§ **EXERCISE DIRECTIONS**:
Write out all of the lines below, exactly and completely.

---

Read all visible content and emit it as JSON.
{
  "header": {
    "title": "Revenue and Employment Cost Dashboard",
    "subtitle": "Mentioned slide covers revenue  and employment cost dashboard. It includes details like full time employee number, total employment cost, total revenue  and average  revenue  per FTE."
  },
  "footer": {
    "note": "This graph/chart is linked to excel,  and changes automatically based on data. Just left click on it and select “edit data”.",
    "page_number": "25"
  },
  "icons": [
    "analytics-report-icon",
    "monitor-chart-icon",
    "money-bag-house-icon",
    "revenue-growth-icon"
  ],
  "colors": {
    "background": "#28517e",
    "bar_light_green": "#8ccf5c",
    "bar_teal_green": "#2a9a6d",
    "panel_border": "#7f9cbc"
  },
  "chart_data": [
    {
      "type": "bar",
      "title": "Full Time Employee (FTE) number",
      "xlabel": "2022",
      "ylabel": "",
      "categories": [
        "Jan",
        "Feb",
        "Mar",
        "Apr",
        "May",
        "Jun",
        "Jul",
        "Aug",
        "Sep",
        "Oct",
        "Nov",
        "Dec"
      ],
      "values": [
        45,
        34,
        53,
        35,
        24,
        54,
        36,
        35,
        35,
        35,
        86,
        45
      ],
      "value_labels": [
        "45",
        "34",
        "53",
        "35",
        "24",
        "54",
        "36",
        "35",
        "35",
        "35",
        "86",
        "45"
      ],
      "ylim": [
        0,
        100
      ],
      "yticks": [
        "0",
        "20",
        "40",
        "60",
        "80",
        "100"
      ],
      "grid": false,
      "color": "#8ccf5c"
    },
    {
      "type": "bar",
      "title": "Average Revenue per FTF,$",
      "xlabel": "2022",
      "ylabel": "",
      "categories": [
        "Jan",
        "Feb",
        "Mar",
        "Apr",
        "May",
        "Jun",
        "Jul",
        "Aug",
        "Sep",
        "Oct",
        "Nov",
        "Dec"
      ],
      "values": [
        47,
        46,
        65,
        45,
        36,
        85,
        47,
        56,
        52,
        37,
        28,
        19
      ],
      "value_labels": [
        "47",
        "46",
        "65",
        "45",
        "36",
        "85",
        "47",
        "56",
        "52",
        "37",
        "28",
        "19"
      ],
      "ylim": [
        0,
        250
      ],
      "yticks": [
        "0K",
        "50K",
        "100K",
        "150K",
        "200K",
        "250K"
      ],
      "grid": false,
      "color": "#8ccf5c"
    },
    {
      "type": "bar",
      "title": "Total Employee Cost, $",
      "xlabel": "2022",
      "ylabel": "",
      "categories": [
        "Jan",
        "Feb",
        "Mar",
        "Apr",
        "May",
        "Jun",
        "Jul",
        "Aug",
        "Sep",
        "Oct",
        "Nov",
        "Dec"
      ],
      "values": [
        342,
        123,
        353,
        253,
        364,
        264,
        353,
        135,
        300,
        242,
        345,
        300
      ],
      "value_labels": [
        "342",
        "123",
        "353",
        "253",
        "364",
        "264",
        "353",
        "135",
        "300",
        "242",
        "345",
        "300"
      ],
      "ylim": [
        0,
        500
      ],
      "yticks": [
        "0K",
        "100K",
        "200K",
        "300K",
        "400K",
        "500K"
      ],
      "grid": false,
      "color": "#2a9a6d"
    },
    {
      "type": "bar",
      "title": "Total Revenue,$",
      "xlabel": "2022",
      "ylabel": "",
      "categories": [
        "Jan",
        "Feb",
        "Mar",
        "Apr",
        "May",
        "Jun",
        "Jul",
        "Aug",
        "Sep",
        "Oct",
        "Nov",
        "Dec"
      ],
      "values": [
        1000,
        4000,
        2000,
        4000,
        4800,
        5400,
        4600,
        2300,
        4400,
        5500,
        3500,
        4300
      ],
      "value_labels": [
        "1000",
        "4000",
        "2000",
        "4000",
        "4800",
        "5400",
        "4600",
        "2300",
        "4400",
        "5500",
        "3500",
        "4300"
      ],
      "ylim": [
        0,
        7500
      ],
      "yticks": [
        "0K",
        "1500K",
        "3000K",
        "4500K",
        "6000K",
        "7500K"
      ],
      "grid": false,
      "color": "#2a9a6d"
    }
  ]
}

---

§ **ANSWER**:
Read all visible content and emit it as JSON.
{
  "header": {
    "title": "Revenue and Employment Cost Dashboard",
    "subtitle": "Mentioned slide covers revenue  and employment cost dashboard. It includes details like full time employee number, total employment cost, total revenue  and average  revenue  per FTE."
  },
  "footer": {
    "note": "This graph/chart is linked to excel,  and changes automatically based on data. Just left click on it and select “edit data”.",
    "page_number": "25"
  },
  "icons": [
    "analytics-report-icon",
    "monitor-chart-icon",
    "money-bag-house-icon",
    "revenue-growth-icon"
  ],
  "colors": {
    "background": "#28517e",
    "bar_light_green": "#8ccf5c",
    "bar_teal_green": "#2a9a6d",
    "panel_border": "#7f9cbc"
  },
  "chart_data": [
    {
      "type": "bar",
      "title": "Full Time Employee (FTE) number",
      "xlabel": "2022",
      "ylabel": "",
      "categories": [
        "Jan",
        "Feb",
        "Mar",
        "Apr",
        "May",
        "Jun",
        "Jul",
        "Aug",
        "Sep",
        "Oct",
        "Nov",
        "Dec"
      ],
      "values": [
        45,
        34,
        53,
        35,
        24,
        54,
        36,
        35,
        35,
        35,
        86,
        45
      ],
      "value_labels": [
        "45",
        "34",
        "53",
        "35",
        "24",
        "54",
        "36",
        "35",
        "35",
        "35",
        "86",
        "45"
      ],
      "ylim": [
        0,
        100
      ],
      "yticks": [
        "0",
        "20",
        "40",
        "60",
        "80",
        "100"
      ],
      "grid": false,
      "color": "#8ccf5c"
    },
    {
      "type": "bar",
      "title": "Average Revenue per FTF,$",
      "xlabel": "2022",
      "ylabel": "",
      "categories": [
        "Jan",
        "Feb",
        "Mar",
        "Apr",
        "May",
        "Jun",
        "Jul",
        "Aug",
        "Sep",
        "Oct",
        "Nov",
        "Dec"
      ],
      "values": [
        47,
        46,
        65,
        45,
        36,
        85,
        47,
        56,
        52,
        37,
        28,
        19
      ],
      "value_labels": [
        "47",
        "46",
        "65",
        "45",
        "36",
        "85",
        "47",
        "56",
        "52",
        "37",
        "28",
        "19"
      ],
      "ylim": [
        0,
        250
      ],
      "yticks": [
        "0K",
        "50K",
        "100K",
        "150K",
        "200K",
        "250K"
      ],
      "grid": false,
      "color": "#8ccf5c"
    },
    {
      "type": "bar",
      "title": "Total Employee Cost, $",
      "xlabel": "2022",
      "ylabel": "",
      "categories": [
        "Jan",
        "Feb",
        "Mar",
        "Apr",
        "May",
        "Jun",
        "Jul",
        "Aug",
        "Sep",
        "Oct",
        "Nov",
        "Dec"
      ],
      "values": [
        342,
        123,
        353,
        253,
        364,
        264,
        353,
        135,
        300,
        242,
        345,
        300
      ],
      "value_labels": [
        "342",
        "123",
        "353",
        "253",
        "364",
        "264",
        "353",
        "135",
        "300",
        "242",
        "345",
        "300"
      ],
      "ylim": [
        0,
        500
      ],
      "yticks": [
        "0K",
        "100K",
        "200K",
        "300K",
        "400K",
        "500K"
      ],
      "grid": false,
      "color": "#2a9a6d"
    },
    {
      "type": "bar",
      "title": "Total Revenue,$",
      "xlabel": "2022",
      "ylabel": "",
      "categories": [
        "Jan",
        "Feb",
        "Mar",
        "Apr",
        "May",
        "Jun",
        "Jul",
        "Aug",
        "Sep",
        "Oct",
        "Nov",
        "Dec"
      ],
      "values": [
        1000,
        4000,
        2000,
        4000,
        4800,
        5400,
        4600,
        2300,
        4400,
        5500,
        3500,
        4300
      ],
      "value_labels": [
        "1000",
        "4000",
        "2000",
        "4000",
        "4800",
        "5400",
        "4600",
        "2300",
        "4400",
        "5500",
        "3500",
        "4300"
      ],
      "ylim": [
        0,
        7500
      ],
      "yticks": [
        "0K",
        "1500K",
        "3000K",
        "4500K",
        "6000K",
        "7500K"
      ],
      "grid": false,
      "color": "#2a9a6d"
    }
  ]
}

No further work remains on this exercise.